┌─ Given data
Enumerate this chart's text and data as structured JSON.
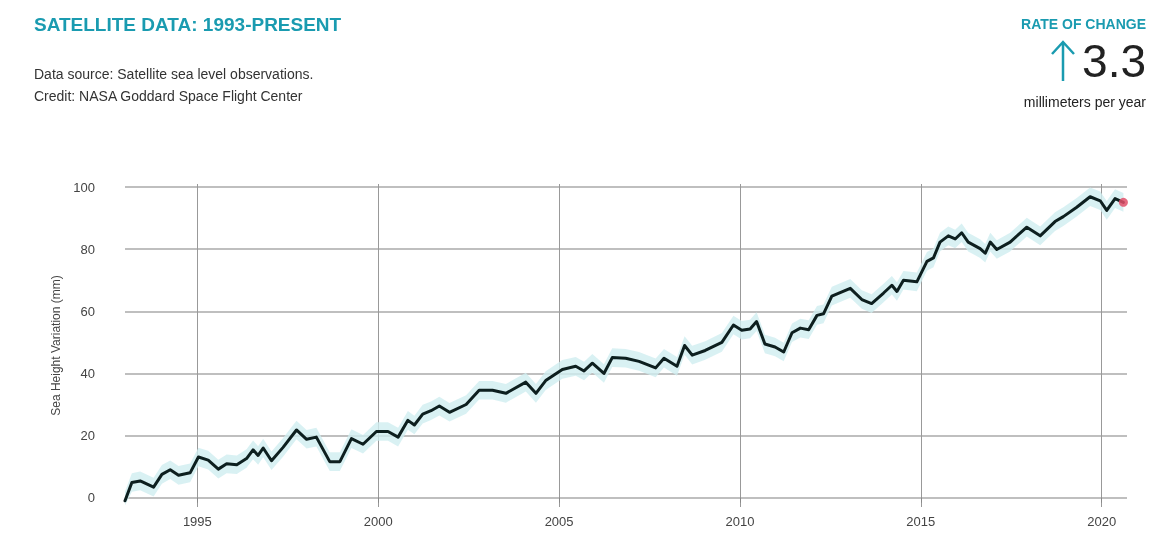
{
  "chart_data": {
    "type": "line",
    "title": "SATELLITE DATA: 1993-PRESENT",
    "ylabel": "Sea Height Variation (mm)",
    "annotations": [
      "Data source: Satellite sea level observations.",
      "Credit: NASA Goddard Space Flight Center",
      "RATE OF CHANGE",
      "3.3",
      "millimeters per year"
    ],
    "series": [
      {
        "color": "#0d1f1f",
        "x": [
          1993.0,
          1993.19,
          1993.42,
          1993.79,
          1994.02,
          1994.25,
          1994.48,
          1994.8,
          1995.03,
          1995.3,
          1995.58,
          1995.81,
          1996.09,
          1996.36,
          1996.54,
          1996.68,
          1996.82,
          1997.05,
          1997.37,
          1997.74,
          1998.02,
          1998.29,
          1998.66,
          1998.94,
          1999.26,
          1999.58,
          1999.95,
          2000.27,
          2000.55,
          2000.82,
          2001.0,
          2001.23,
          2001.46,
          2001.69,
          2001.97,
          2002.43,
          2002.79,
          2003.16,
          2003.53,
          2004.08,
          2004.36,
          2004.63,
          2005.09,
          2005.46,
          2005.69,
          2005.92,
          2006.24,
          2006.47,
          2006.84,
          2007.21,
          2007.67,
          2007.9,
          2008.26,
          2008.47,
          2008.68,
          2009.04,
          2009.5,
          2009.82,
          2010.05,
          2010.28,
          2010.46,
          2010.69,
          2010.97,
          2011.21,
          2011.44,
          2011.67,
          2011.9,
          2012.13,
          2012.31,
          2012.54,
          2013.05,
          2013.37,
          2013.64,
          2013.97,
          2014.2,
          2014.34,
          2014.52,
          2014.89,
          2015.17,
          2015.35,
          2015.53,
          2015.76,
          2015.95,
          2016.13,
          2016.31,
          2016.64,
          2016.78,
          2016.92,
          2017.1,
          2017.47,
          2017.93,
          2018.3,
          2018.71,
          2018.94,
          2019.31,
          2019.68,
          2019.96,
          2020.14,
          2020.37,
          2020.6
        ],
        "values": [
          -1,
          4.9,
          5.4,
          3.4,
          7.5,
          9,
          7.2,
          8,
          13.1,
          12.1,
          9.2,
          10.9,
          10.6,
          12.6,
          15.4,
          13.6,
          16,
          11.9,
          16.2,
          21.8,
          18.8,
          19.5,
          11.6,
          11.6,
          19,
          17.2,
          21.3,
          21.3,
          19.5,
          24.9,
          23.4,
          26.9,
          28,
          29.5,
          27.5,
          30,
          34.6,
          34.6,
          33.6,
          37.2,
          33.6,
          37.7,
          41.3,
          42.3,
          40.8,
          43.3,
          40,
          45.1,
          44.9,
          43.9,
          41.8,
          44.9,
          42.3,
          49,
          45.9,
          47.4,
          50,
          55.6,
          53.9,
          54.3,
          56.7,
          49.5,
          48.5,
          46.9,
          53.1,
          54.6,
          54.1,
          58.7,
          59.2,
          64.9,
          67.4,
          63.8,
          62.5,
          65.9,
          68.4,
          66.4,
          70,
          69.5,
          76.1,
          77.2,
          82.3,
          84.3,
          83.3,
          85.3,
          82.3,
          80.2,
          78.7,
          82.3,
          79.9,
          82.3,
          87.1,
          84.3,
          88.9,
          90.5,
          93.5,
          96.9,
          95.6,
          92.5,
          96.3,
          95.1
        ],
        "lower": [
          -2.5,
          1.9,
          2.4,
          0.4,
          4.5,
          6,
          4.2,
          5,
          10.1,
          9.1,
          6.2,
          7.9,
          7.6,
          9.6,
          12.4,
          10.6,
          13,
          8.9,
          13.2,
          18.8,
          15.8,
          16.5,
          8.6,
          8.6,
          16,
          14.2,
          18.3,
          18.3,
          16.5,
          21.9,
          20.4,
          23.9,
          25,
          26.5,
          24.5,
          27,
          31.6,
          31.6,
          30.6,
          34.2,
          30.6,
          34.7,
          38.3,
          39.3,
          37.8,
          40.3,
          37,
          42.1,
          41.9,
          40.9,
          38.8,
          41.9,
          39.3,
          46,
          42.9,
          44.4,
          47,
          52.6,
          50.9,
          51.3,
          53.7,
          46.5,
          45.5,
          43.9,
          50.1,
          51.6,
          51.1,
          55.7,
          56.2,
          61.9,
          64.4,
          60.8,
          59.5,
          62.9,
          65.4,
          63.4,
          67,
          66.5,
          73.1,
          74.2,
          79.3,
          81.3,
          80.3,
          82.3,
          79.3,
          77.2,
          75.7,
          79.3,
          76.9,
          79.3,
          84.1,
          81.3,
          85.9,
          87.5,
          90.5,
          93.9,
          92.6,
          89.5,
          93.3,
          92.1
        ],
        "upper": [
          2,
          7.9,
          8.4,
          6.4,
          10.5,
          12,
          10.2,
          11,
          16.1,
          15.1,
          12.2,
          13.9,
          13.6,
          15.6,
          18.4,
          16.6,
          19,
          14.9,
          19.2,
          24.8,
          21.8,
          22.5,
          14.6,
          14.6,
          22,
          20.2,
          24.3,
          24.3,
          22.5,
          27.9,
          26.4,
          29.9,
          31,
          32.5,
          30.5,
          33,
          37.6,
          37.6,
          36.6,
          40.2,
          36.6,
          40.7,
          44.3,
          45.3,
          43.8,
          46.3,
          43,
          48.1,
          47.9,
          46.9,
          44.8,
          47.9,
          45.3,
          52,
          48.9,
          50.4,
          53,
          58.6,
          56.9,
          57.3,
          59.7,
          52.5,
          51.5,
          49.9,
          56.1,
          57.6,
          57.1,
          61.7,
          62.2,
          67.9,
          70.4,
          66.8,
          65.5,
          68.9,
          71.4,
          69.4,
          73,
          72.5,
          79.1,
          80.2,
          85.3,
          87.3,
          86.3,
          88.3,
          85.3,
          83.2,
          81.7,
          85.3,
          82.9,
          85.3,
          90.1,
          87.3,
          91.9,
          93.5,
          96.5,
          99.9,
          98.6,
          95.5,
          99.3,
          98.1
        ]
      },
      {
        "type": "scatter",
        "color": "#e0506a",
        "x": [
          2020.6
        ],
        "values": [
          95.1
        ]
      }
    ],
    "xlim": [
      1993,
      2020.7
    ],
    "xticks": [
      1995,
      2000,
      2005,
      2010,
      2015,
      2020
    ],
    "ylim": [
      -3,
      101
    ],
    "yticks": [
      0,
      20,
      40,
      60,
      80,
      100
    ],
    "grid": true,
    "line_style": "solid"
  }
}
└─
Every line of the material is to be quoted exactly, with no pictures carried over.

Enumerate this chart's text and data as structured JSON.
{
  "chart_data": {
    "type": "line",
    "title": "SATELLITE DATA: 1993-PRESENT",
    "ylabel": "Sea Height Variation (mm)",
    "annotations": [
      "Data source: Satellite sea level observations.",
      "Credit: NASA Goddard Space Flight Center",
      "RATE OF CHANGE",
      "3.3",
      "millimeters per year"
    ],
    "series": [
      {
        "color": "#0d1f1f",
        "x": [
          1993.0,
          1993.19,
          1993.42,
          1993.79,
          1994.02,
          1994.25,
          1994.48,
          1994.8,
          1995.03,
          1995.3,
          1995.58,
          1995.81,
          1996.09,
          1996.36,
          1996.54,
          1996.68,
          1996.82,
          1997.05,
          1997.37,
          1997.74,
          1998.02,
          1998.29,
          1998.66,
          1998.94,
          1999.26,
          1999.58,
          1999.95,
          2000.27,
          2000.55,
          2000.82,
          2001.0,
          2001.23,
          2001.46,
          2001.69,
          2001.97,
          2002.43,
          2002.79,
          2003.16,
          2003.53,
          2004.08,
          2004.36,
          2004.63,
          2005.09,
          2005.46,
          2005.69,
          2005.92,
          2006.24,
          2006.47,
          2006.84,
          2007.21,
          2007.67,
          2007.9,
          2008.26,
          2008.47,
          2008.68,
          2009.04,
          2009.5,
          2009.82,
          2010.05,
          2010.28,
          2010.46,
          2010.69,
          2010.97,
          2011.21,
          2011.44,
          2011.67,
          2011.9,
          2012.13,
          2012.31,
          2012.54,
          2013.05,
          2013.37,
          2013.64,
          2013.97,
          2014.2,
          2014.34,
          2014.52,
          2014.89,
          2015.17,
          2015.35,
          2015.53,
          2015.76,
          2015.95,
          2016.13,
          2016.31,
          2016.64,
          2016.78,
          2016.92,
          2017.1,
          2017.47,
          2017.93,
          2018.3,
          2018.71,
          2018.94,
          2019.31,
          2019.68,
          2019.96,
          2020.14,
          2020.37,
          2020.6
        ],
        "values": [
          -1,
          4.9,
          5.4,
          3.4,
          7.5,
          9,
          7.2,
          8,
          13.1,
          12.1,
          9.2,
          10.9,
          10.6,
          12.6,
          15.4,
          13.6,
          16,
          11.9,
          16.2,
          21.8,
          18.8,
          19.5,
          11.6,
          11.6,
          19,
          17.2,
          21.3,
          21.3,
          19.5,
          24.9,
          23.4,
          26.9,
          28,
          29.5,
          27.5,
          30,
          34.6,
          34.6,
          33.6,
          37.2,
          33.6,
          37.7,
          41.3,
          42.3,
          40.8,
          43.3,
          40,
          45.1,
          44.9,
          43.9,
          41.8,
          44.9,
          42.3,
          49,
          45.9,
          47.4,
          50,
          55.6,
          53.9,
          54.3,
          56.7,
          49.5,
          48.5,
          46.9,
          53.1,
          54.6,
          54.1,
          58.7,
          59.2,
          64.9,
          67.4,
          63.8,
          62.5,
          65.9,
          68.4,
          66.4,
          70,
          69.5,
          76.1,
          77.2,
          82.3,
          84.3,
          83.3,
          85.3,
          82.3,
          80.2,
          78.7,
          82.3,
          79.9,
          82.3,
          87.1,
          84.3,
          88.9,
          90.5,
          93.5,
          96.9,
          95.6,
          92.5,
          96.3,
          95.1
        ],
        "lower": [
          -2.5,
          1.9,
          2.4,
          0.4,
          4.5,
          6,
          4.2,
          5,
          10.1,
          9.1,
          6.2,
          7.9,
          7.6,
          9.6,
          12.4,
          10.6,
          13,
          8.9,
          13.2,
          18.8,
          15.8,
          16.5,
          8.6,
          8.6,
          16,
          14.2,
          18.3,
          18.3,
          16.5,
          21.9,
          20.4,
          23.9,
          25,
          26.5,
          24.5,
          27,
          31.6,
          31.6,
          30.6,
          34.2,
          30.6,
          34.7,
          38.3,
          39.3,
          37.8,
          40.3,
          37,
          42.1,
          41.9,
          40.9,
          38.8,
          41.9,
          39.3,
          46,
          42.9,
          44.4,
          47,
          52.6,
          50.9,
          51.3,
          53.7,
          46.5,
          45.5,
          43.9,
          50.1,
          51.6,
          51.1,
          55.7,
          56.2,
          61.9,
          64.4,
          60.8,
          59.5,
          62.9,
          65.4,
          63.4,
          67,
          66.5,
          73.1,
          74.2,
          79.3,
          81.3,
          80.3,
          82.3,
          79.3,
          77.2,
          75.7,
          79.3,
          76.9,
          79.3,
          84.1,
          81.3,
          85.9,
          87.5,
          90.5,
          93.9,
          92.6,
          89.5,
          93.3,
          92.1
        ],
        "upper": [
          2,
          7.9,
          8.4,
          6.4,
          10.5,
          12,
          10.2,
          11,
          16.1,
          15.1,
          12.2,
          13.9,
          13.6,
          15.6,
          18.4,
          16.6,
          19,
          14.9,
          19.2,
          24.8,
          21.8,
          22.5,
          14.6,
          14.6,
          22,
          20.2,
          24.3,
          24.3,
          22.5,
          27.9,
          26.4,
          29.9,
          31,
          32.5,
          30.5,
          33,
          37.6,
          37.6,
          36.6,
          40.2,
          36.6,
          40.7,
          44.3,
          45.3,
          43.8,
          46.3,
          43,
          48.1,
          47.9,
          46.9,
          44.8,
          47.9,
          45.3,
          52,
          48.9,
          50.4,
          53,
          58.6,
          56.9,
          57.3,
          59.7,
          52.5,
          51.5,
          49.9,
          56.1,
          57.6,
          57.1,
          61.7,
          62.2,
          67.9,
          70.4,
          66.8,
          65.5,
          68.9,
          71.4,
          69.4,
          73,
          72.5,
          79.1,
          80.2,
          85.3,
          87.3,
          86.3,
          88.3,
          85.3,
          83.2,
          81.7,
          85.3,
          82.9,
          85.3,
          90.1,
          87.3,
          91.9,
          93.5,
          96.5,
          99.9,
          98.6,
          95.5,
          99.3,
          98.1
        ]
      },
      {
        "type": "scatter",
        "color": "#e0506a",
        "x": [
          2020.6
        ],
        "values": [
          95.1
        ]
      }
    ],
    "xlim": [
      1993,
      2020.7
    ],
    "xticks": [
      1995,
      2000,
      2005,
      2010,
      2015,
      2020
    ],
    "ylim": [
      -3,
      101
    ],
    "yticks": [
      0,
      20,
      40,
      60,
      80,
      100
    ],
    "grid": true,
    "line_style": "solid"
  }
}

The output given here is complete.